-------- Extract to read

When it comes to farming in Illinois we usually don’t think about it being dry in the spring. It is usually the opposite: too wet to get in the field and concerns about creating compaction, sidewall compaction in the furrow or crusting. But at times the soil can get too dry in the spring; either from lack of rain or from tillage and windy conditions. Or it rains hard, dries quickly and bakes the surface, leaving a crust that a soybean seedling can’t break through.
Planting soybeans when it is too dry creates a risk of incomplete germination. Soybeans absorb about 50% of their seed weight in water before the germination process can begin. As a result, planting into soil with inadequate moisture may result in failed germination and reduced or delayed emergence, which affects final stands.
If you find yourself planting into drier soil—go deeper. For decades the recommended planting depth was 1 to 1 ½ inches. But recent research conducted by Jim Specht, retired University of Nebraska scientist, showed that today’s soybean planting depth can be pushed to 1.75 to 2.00 inches without much concern. Add in better seedling vigor ratings, seed treatments and better equipment planters, and the risk of planting deeper is minimal.
So if you find the soil dry at the top and the soil is in good condition drop your planting depth to 2 inches. Planting deeper than 2 inches creates a risk that the seedling will not have enough energy available to emerge, especially if the surface crusts.

----------------

Continue the passage on planting soybeans into dry spring soil, picking up after its final sentence.

-------- Recorded information

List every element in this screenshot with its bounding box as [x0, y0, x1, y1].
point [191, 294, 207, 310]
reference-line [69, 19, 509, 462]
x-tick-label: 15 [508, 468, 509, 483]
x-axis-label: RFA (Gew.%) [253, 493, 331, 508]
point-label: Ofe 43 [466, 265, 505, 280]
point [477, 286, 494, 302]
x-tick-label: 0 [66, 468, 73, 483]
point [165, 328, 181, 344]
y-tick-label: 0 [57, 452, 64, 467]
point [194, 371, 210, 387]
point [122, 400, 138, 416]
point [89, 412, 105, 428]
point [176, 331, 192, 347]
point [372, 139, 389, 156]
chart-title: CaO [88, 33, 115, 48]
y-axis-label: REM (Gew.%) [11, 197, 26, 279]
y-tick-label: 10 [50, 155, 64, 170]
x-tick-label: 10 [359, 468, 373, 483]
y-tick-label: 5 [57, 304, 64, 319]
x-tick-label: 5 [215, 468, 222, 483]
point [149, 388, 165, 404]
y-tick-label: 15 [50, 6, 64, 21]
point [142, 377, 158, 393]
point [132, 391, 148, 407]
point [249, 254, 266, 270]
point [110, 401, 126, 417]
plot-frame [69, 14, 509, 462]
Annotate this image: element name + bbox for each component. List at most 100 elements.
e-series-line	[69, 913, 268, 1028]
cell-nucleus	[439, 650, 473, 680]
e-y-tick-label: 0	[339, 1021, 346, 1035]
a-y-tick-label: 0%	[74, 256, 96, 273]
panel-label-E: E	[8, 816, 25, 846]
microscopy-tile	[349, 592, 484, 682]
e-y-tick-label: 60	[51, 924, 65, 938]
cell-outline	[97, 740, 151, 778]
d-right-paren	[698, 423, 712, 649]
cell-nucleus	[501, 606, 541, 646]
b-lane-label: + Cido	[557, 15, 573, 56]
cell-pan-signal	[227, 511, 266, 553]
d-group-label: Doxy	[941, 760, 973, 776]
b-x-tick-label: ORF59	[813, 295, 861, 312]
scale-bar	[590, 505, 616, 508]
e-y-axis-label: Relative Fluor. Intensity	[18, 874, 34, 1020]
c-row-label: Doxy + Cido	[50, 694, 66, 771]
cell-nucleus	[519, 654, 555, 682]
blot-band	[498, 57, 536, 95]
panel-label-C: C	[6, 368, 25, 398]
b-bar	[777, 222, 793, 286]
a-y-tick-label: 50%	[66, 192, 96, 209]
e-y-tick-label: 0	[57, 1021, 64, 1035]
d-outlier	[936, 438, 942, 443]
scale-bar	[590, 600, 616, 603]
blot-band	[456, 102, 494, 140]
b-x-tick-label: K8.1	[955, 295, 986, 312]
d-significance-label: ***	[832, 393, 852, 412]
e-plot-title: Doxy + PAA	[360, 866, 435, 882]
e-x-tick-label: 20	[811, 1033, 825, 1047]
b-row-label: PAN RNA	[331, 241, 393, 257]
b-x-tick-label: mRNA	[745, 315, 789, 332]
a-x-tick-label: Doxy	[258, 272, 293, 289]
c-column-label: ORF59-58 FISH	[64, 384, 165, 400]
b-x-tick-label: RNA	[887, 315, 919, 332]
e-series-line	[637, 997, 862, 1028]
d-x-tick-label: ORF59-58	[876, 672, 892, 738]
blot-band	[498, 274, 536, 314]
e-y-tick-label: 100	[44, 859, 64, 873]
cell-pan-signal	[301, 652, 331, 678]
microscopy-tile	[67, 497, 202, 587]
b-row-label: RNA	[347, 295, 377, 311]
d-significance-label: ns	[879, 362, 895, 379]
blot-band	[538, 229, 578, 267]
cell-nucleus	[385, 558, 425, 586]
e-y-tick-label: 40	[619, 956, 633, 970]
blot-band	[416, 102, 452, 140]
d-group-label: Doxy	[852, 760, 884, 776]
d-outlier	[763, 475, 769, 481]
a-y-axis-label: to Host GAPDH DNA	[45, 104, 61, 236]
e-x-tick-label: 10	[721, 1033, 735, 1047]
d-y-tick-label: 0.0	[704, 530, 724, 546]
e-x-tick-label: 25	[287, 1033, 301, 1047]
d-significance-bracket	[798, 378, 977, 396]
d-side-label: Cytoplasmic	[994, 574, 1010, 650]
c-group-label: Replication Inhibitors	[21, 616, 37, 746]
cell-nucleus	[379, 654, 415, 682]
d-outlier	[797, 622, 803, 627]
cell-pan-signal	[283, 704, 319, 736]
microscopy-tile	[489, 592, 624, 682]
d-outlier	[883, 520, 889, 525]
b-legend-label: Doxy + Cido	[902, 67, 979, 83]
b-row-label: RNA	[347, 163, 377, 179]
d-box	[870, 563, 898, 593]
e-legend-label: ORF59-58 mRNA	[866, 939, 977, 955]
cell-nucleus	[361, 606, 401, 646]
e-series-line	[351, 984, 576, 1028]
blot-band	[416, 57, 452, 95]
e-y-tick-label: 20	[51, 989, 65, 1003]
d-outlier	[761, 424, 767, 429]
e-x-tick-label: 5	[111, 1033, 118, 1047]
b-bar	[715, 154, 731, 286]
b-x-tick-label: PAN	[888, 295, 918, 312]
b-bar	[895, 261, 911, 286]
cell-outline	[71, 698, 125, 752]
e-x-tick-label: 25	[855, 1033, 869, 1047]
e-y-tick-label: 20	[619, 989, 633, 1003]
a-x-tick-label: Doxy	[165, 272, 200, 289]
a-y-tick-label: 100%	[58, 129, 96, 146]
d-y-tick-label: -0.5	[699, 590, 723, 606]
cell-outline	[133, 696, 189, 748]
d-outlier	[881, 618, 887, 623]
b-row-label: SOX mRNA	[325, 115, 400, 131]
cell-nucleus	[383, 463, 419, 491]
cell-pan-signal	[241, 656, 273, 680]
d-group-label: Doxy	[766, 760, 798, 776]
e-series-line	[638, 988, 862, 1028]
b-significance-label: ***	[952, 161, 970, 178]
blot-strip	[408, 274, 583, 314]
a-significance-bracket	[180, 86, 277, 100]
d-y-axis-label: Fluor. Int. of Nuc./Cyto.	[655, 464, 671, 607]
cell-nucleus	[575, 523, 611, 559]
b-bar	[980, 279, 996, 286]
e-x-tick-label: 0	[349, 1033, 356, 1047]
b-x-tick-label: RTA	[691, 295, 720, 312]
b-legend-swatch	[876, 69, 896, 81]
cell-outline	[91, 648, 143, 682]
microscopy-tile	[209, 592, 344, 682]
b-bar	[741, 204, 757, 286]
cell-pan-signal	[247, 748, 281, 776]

----------------

# Reply to the task:
When thinking about increasing the depth consider the vitality and vigor of the genetics you purchased, soil texture and surface residue. Light soils and no-till soils are much less likely to crust. Row planters with row cleaners are better designed to place seed deeper in the soil while leaving the soil in better condition than a drill.
Soybean germination is fickle and more unreliable than corn. But then soybean seeding rates are typically five times greater than corn and this usually compensates for failed emergence. But in some years, dry conditions or crusting will persist in parts of the field that lead to uneven emergence and gaps in stands. Before rushing out to replace, evaluate the cause of uneven emergence, its uniformity and stand density before considering replanting.